--- Task statement ---
Restate every record word for word, without the pictures.

--- Provided data ---
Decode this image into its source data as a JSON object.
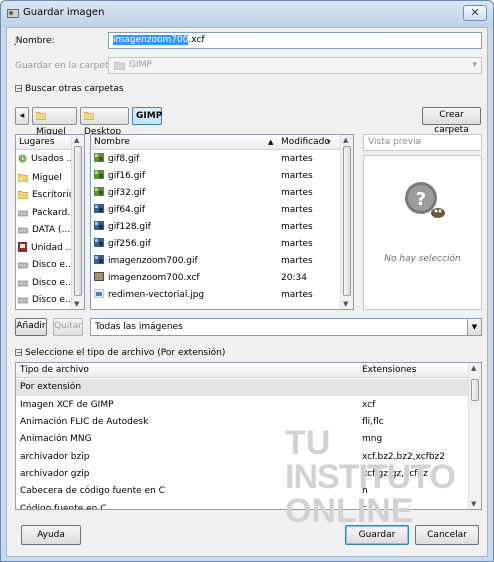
{
  "window": {
    "title": "Guardar imagen",
    "close_glyph": "✕"
  },
  "name_field": {
    "label": "Nombre:",
    "value_selected": "imagenzoom700",
    "value_rest": ".xcf"
  },
  "folder_field": {
    "label": "Guardar en la carpeta:",
    "value": "GIMP"
  },
  "browse_toggle": {
    "label": "Buscar otras carpetas",
    "glyph": "−"
  },
  "path": {
    "back_glyph": "◂",
    "segments": [
      "Miguel",
      "Desktop",
      "GIMP"
    ],
    "active": "GIMP",
    "create_folder": "Crear carpeta"
  },
  "places": {
    "header": "Lugares",
    "items": [
      {
        "label": "Usados ...",
        "icon": "recent-icon"
      },
      {
        "label": "Miguel",
        "icon": "folder-icon"
      },
      {
        "label": "Escritorio",
        "icon": "folder-icon"
      },
      {
        "label": "Packard...",
        "icon": "drive-icon"
      },
      {
        "label": "DATA (...",
        "icon": "drive-icon"
      },
      {
        "label": "Unidad ...",
        "icon": "media-icon"
      },
      {
        "label": "Disco e...",
        "icon": "drive-icon"
      },
      {
        "label": "Disco e...",
        "icon": "drive-icon"
      },
      {
        "label": "Disco e...",
        "icon": "drive-icon"
      }
    ],
    "add_button": "Añadir",
    "remove_button": "Quitar"
  },
  "files": {
    "col_name": "Nombre",
    "col_modified": "Modificado",
    "sort_glyph": "▲",
    "rows": [
      {
        "name": "gif8.gif",
        "modified": "martes"
      },
      {
        "name": "gif16.gif",
        "modified": "martes"
      },
      {
        "name": "gif32.gif",
        "modified": "martes"
      },
      {
        "name": "gif64.gif",
        "modified": "martes"
      },
      {
        "name": "gif128.gif",
        "modified": "martes"
      },
      {
        "name": "gif256.gif",
        "modified": "martes"
      },
      {
        "name": "imagenzoom700.gif",
        "modified": "martes"
      },
      {
        "name": "imagenzoom700.xcf",
        "modified": "20:34"
      },
      {
        "name": "redimen-vectorial.jpg",
        "modified": "martes"
      }
    ],
    "filter": "Todas las imágenes"
  },
  "preview": {
    "header": "Vista previa",
    "empty_text": "No hay selección"
  },
  "filetype": {
    "toggle_label": "Seleccione el tipo de archivo (Por extensión)",
    "col_type": "Tipo de archivo",
    "col_ext": "Extensiones",
    "rows": [
      {
        "type": "Por extensión",
        "ext": ""
      },
      {
        "type": "Imagen XCF de GIMP",
        "ext": "xcf"
      },
      {
        "type": "Animación FLIC de Autodesk",
        "ext": "fli,flc"
      },
      {
        "type": "Animación MNG",
        "ext": "mng"
      },
      {
        "type": "archivador bzip",
        "ext": "xcf.bz2,bz2,xcfbz2"
      },
      {
        "type": "archivador gzip",
        "ext": "xcf.gz,gz,xcfgz"
      },
      {
        "type": "Cabecera de código fuente en C",
        "ext": "h"
      },
      {
        "type": "Código fuente en C",
        "ext": "c"
      }
    ]
  },
  "buttons": {
    "help": "Ayuda",
    "save": "Guardar",
    "cancel": "Cancelar"
  },
  "watermark": {
    "line1": "TU",
    "line2": "INSTITUTO",
    "line3": "ONLINE"
  }
}
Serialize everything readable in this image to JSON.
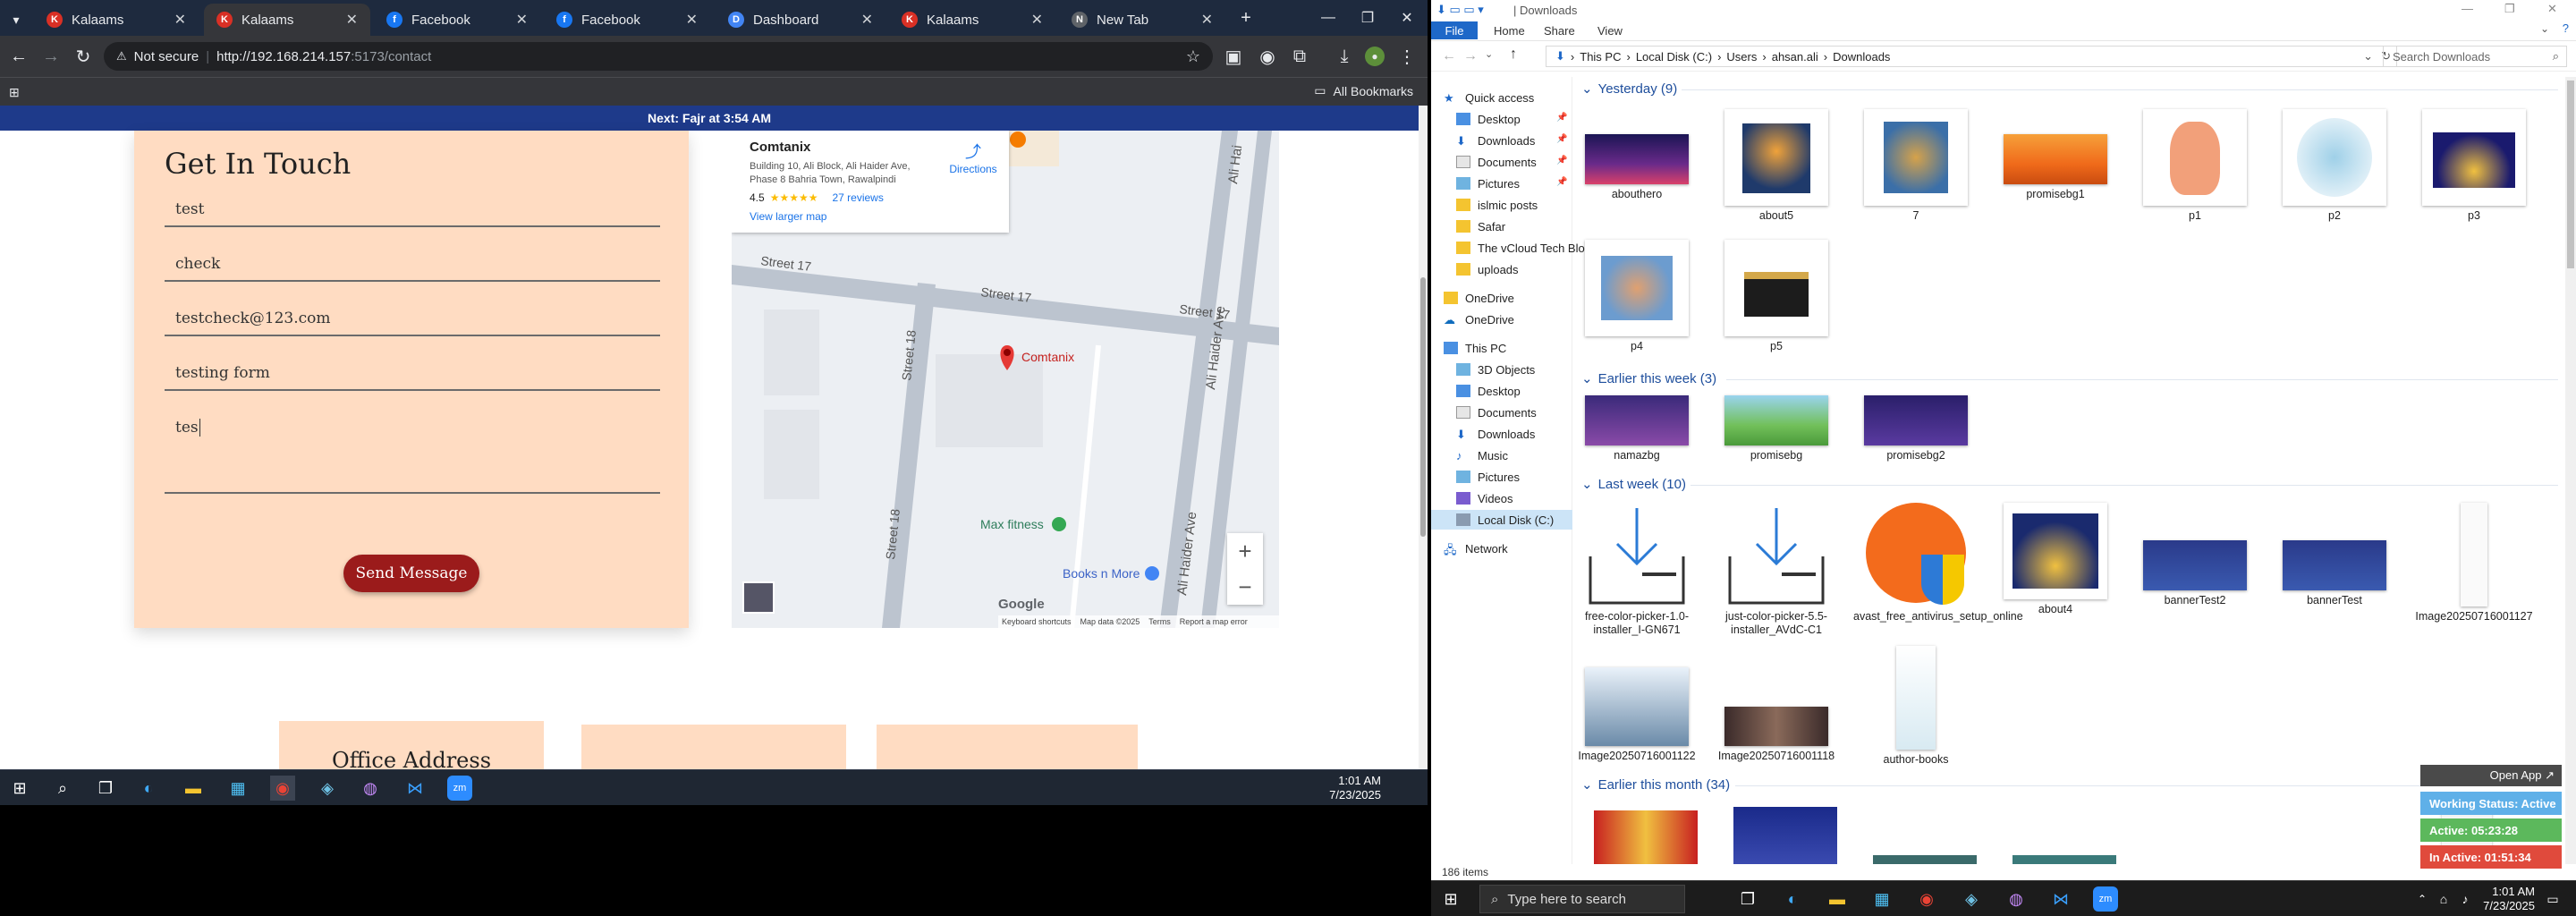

--- Written response ---
Decode this image into its source data as a JSON object.
{
  "window": {
    "title": "Guardar imagen",
    "close_glyph": "✕"
  },
  "name_field": {
    "label": "Nombre:",
    "value_selected": "imagenzoom700",
    "value_rest": ".xcf"
  },
  "folder_field": {
    "label": "Guardar en la carpeta:",
    "value": "GIMP"
  },
  "browse_toggle": {
    "label": "Buscar otras carpetas",
    "glyph": "−"
  },
  "path": {
    "back_glyph": "◂",
    "segments": [
      "Miguel",
      "Desktop",
      "GIMP"
    ],
    "active": "GIMP",
    "create_folder": "Crear carpeta"
  },
  "places": {
    "header": "Lugares",
    "items": [
      {
        "label": "Usados ...",
        "icon": "recent-icon"
      },
      {
        "label": "Miguel",
        "icon": "folder-icon"
      },
      {
        "label": "Escritorio",
        "icon": "folder-icon"
      },
      {
        "label": "Packard...",
        "icon": "drive-icon"
      },
      {
        "label": "DATA (...",
        "icon": "drive-icon"
      },
      {
        "label": "Unidad ...",
        "icon": "media-icon"
      },
      {
        "label": "Disco e...",
        "icon": "drive-icon"
      },
      {
        "label": "Disco e...",
        "icon": "drive-icon"
      },
      {
        "label": "Disco e...",
        "icon": "drive-icon"
      }
    ],
    "add_button": "Añadir",
    "remove_button": "Quitar"
  },
  "files": {
    "col_name": "Nombre",
    "col_modified": "Modificado",
    "sort_glyph": "▲",
    "rows": [
      {
        "name": "gif8.gif",
        "modified": "martes"
      },
      {
        "name": "gif16.gif",
        "modified": "martes"
      },
      {
        "name": "gif32.gif",
        "modified": "martes"
      },
      {
        "name": "gif64.gif",
        "modified": "martes"
      },
      {
        "name": "gif128.gif",
        "modified": "martes"
      },
      {
        "name": "gif256.gif",
        "modified": "martes"
      },
      {
        "name": "imagenzoom700.gif",
        "modified": "martes"
      },
      {
        "name": "imagenzoom700.xcf",
        "modified": "20:34"
      },
      {
        "name": "redimen-vectorial.jpg",
        "modified": "martes"
      }
    ],
    "filter": "Todas las imágenes"
  },
  "preview": {
    "header": "Vista previa",
    "empty_text": "No hay selección"
  },
  "filetype": {
    "toggle_label": "Seleccione el tipo de archivo (Por extensión)",
    "col_type": "Tipo de archivo",
    "col_ext": "Extensiones",
    "rows": [
      {
        "type": "Por extensión",
        "ext": ""
      },
      {
        "type": "Imagen XCF de GIMP",
        "ext": "xcf"
      },
      {
        "type": "Animación FLIC de Autodesk",
        "ext": "fli,flc"
      },
      {
        "type": "Animación MNG",
        "ext": "mng"
      },
      {
        "type": "archivador bzip",
        "ext": "xcf.bz2,bz2,xcfbz2"
      },
      {
        "type": "archivador gzip",
        "ext": "xcf.gz,gz,xcfgz"
      },
      {
        "type": "Cabecera de código fuente en C",
        "ext": "h"
      },
      {
        "type": "Código fuente en C",
        "ext": "c"
      }
    ]
  },
  "buttons": {
    "help": "Ayuda",
    "save": "Guardar",
    "cancel": "Cancelar"
  },
  "watermark": {
    "line1": "TU",
    "line2": "INSTITUTO",
    "line3": "ONLINE"
  }
}
Serialize everything readable in this image to JSON.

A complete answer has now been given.